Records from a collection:
————————
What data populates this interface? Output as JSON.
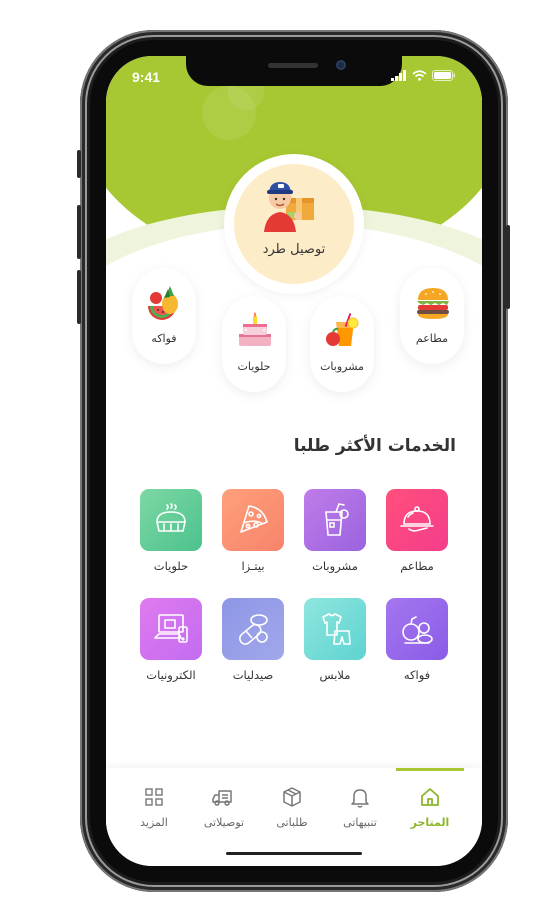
{
  "status": {
    "time": "9:41"
  },
  "featured": {
    "label": "توصيل طرد"
  },
  "categories": [
    {
      "label": "فواكه",
      "icon": "fruits-icon"
    },
    {
      "label": "حلويات",
      "icon": "cake-icon"
    },
    {
      "label": "مشروبات",
      "icon": "drink-icon"
    },
    {
      "label": "مطاعم",
      "icon": "burger-icon"
    }
  ],
  "section": {
    "title": "الخدمات الأكثر طلبا"
  },
  "services": [
    {
      "label": "مطاعم",
      "icon": "food-cloche-icon",
      "color_from": "#ff4f7b",
      "color_to": "#f53d8c"
    },
    {
      "label": "مشروبات",
      "icon": "drink-cup-icon",
      "color_from": "#c07ce8",
      "color_to": "#9a63e0"
    },
    {
      "label": "بيتـزا",
      "icon": "pizza-icon",
      "color_from": "#ffa07a",
      "color_to": "#f7836b"
    },
    {
      "label": "حلويات",
      "icon": "cake-dome-icon",
      "color_from": "#7dd8a4",
      "color_to": "#4cc28d"
    },
    {
      "label": "فواكه",
      "icon": "fruit-basket-icon",
      "color_from": "#a576f0",
      "color_to": "#8a5ce6"
    },
    {
      "label": "ملابس",
      "icon": "clothes-icon",
      "color_from": "#8fe6df",
      "color_to": "#5ed3d0"
    },
    {
      "label": "صيدليات",
      "icon": "pills-icon",
      "color_from": "#8e97e6",
      "color_to": "#a1a7ea"
    },
    {
      "label": "الكترونيات",
      "icon": "devices-icon",
      "color_from": "#e07af0",
      "color_to": "#c26cf0"
    }
  ],
  "nav": [
    {
      "label": "المتاجر",
      "icon": "home-icon",
      "active": true
    },
    {
      "label": "تنبيهاتى",
      "icon": "bell-icon",
      "active": false
    },
    {
      "label": "طلباتى",
      "icon": "box-icon",
      "active": false
    },
    {
      "label": "توصيلاتى",
      "icon": "truck-icon",
      "active": false
    },
    {
      "label": "المزيد",
      "icon": "grid-icon",
      "active": false
    }
  ],
  "colors": {
    "accent": "#a7c832",
    "active_nav": "#8bb62a"
  }
}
————————
Set exercise
Without the pictures, print the whole listing exactly as given.

Worked answer
What data populates this interface? Output as JSON.
{
  "status": {
    "time": "9:41"
  },
  "featured": {
    "label": "توصيل طرد"
  },
  "categories": [
    {
      "label": "فواكه",
      "icon": "fruits-icon"
    },
    {
      "label": "حلويات",
      "icon": "cake-icon"
    },
    {
      "label": "مشروبات",
      "icon": "drink-icon"
    },
    {
      "label": "مطاعم",
      "icon": "burger-icon"
    }
  ],
  "section": {
    "title": "الخدمات الأكثر طلبا"
  },
  "services": [
    {
      "label": "مطاعم",
      "icon": "food-cloche-icon",
      "color_from": "#ff4f7b",
      "color_to": "#f53d8c"
    },
    {
      "label": "مشروبات",
      "icon": "drink-cup-icon",
      "color_from": "#c07ce8",
      "color_to": "#9a63e0"
    },
    {
      "label": "بيتـزا",
      "icon": "pizza-icon",
      "color_from": "#ffa07a",
      "color_to": "#f7836b"
    },
    {
      "label": "حلويات",
      "icon": "cake-dome-icon",
      "color_from": "#7dd8a4",
      "color_to": "#4cc28d"
    },
    {
      "label": "فواكه",
      "icon": "fruit-basket-icon",
      "color_from": "#a576f0",
      "color_to": "#8a5ce6"
    },
    {
      "label": "ملابس",
      "icon": "clothes-icon",
      "color_from": "#8fe6df",
      "color_to": "#5ed3d0"
    },
    {
      "label": "صيدليات",
      "icon": "pills-icon",
      "color_from": "#8e97e6",
      "color_to": "#a1a7ea"
    },
    {
      "label": "الكترونيات",
      "icon": "devices-icon",
      "color_from": "#e07af0",
      "color_to": "#c26cf0"
    }
  ],
  "nav": [
    {
      "label": "المتاجر",
      "icon": "home-icon",
      "active": true
    },
    {
      "label": "تنبيهاتى",
      "icon": "bell-icon",
      "active": false
    },
    {
      "label": "طلباتى",
      "icon": "box-icon",
      "active": false
    },
    {
      "label": "توصيلاتى",
      "icon": "truck-icon",
      "active": false
    },
    {
      "label": "المزيد",
      "icon": "grid-icon",
      "active": false
    }
  ],
  "colors": {
    "accent": "#a7c832",
    "active_nav": "#8bb62a"
  }
}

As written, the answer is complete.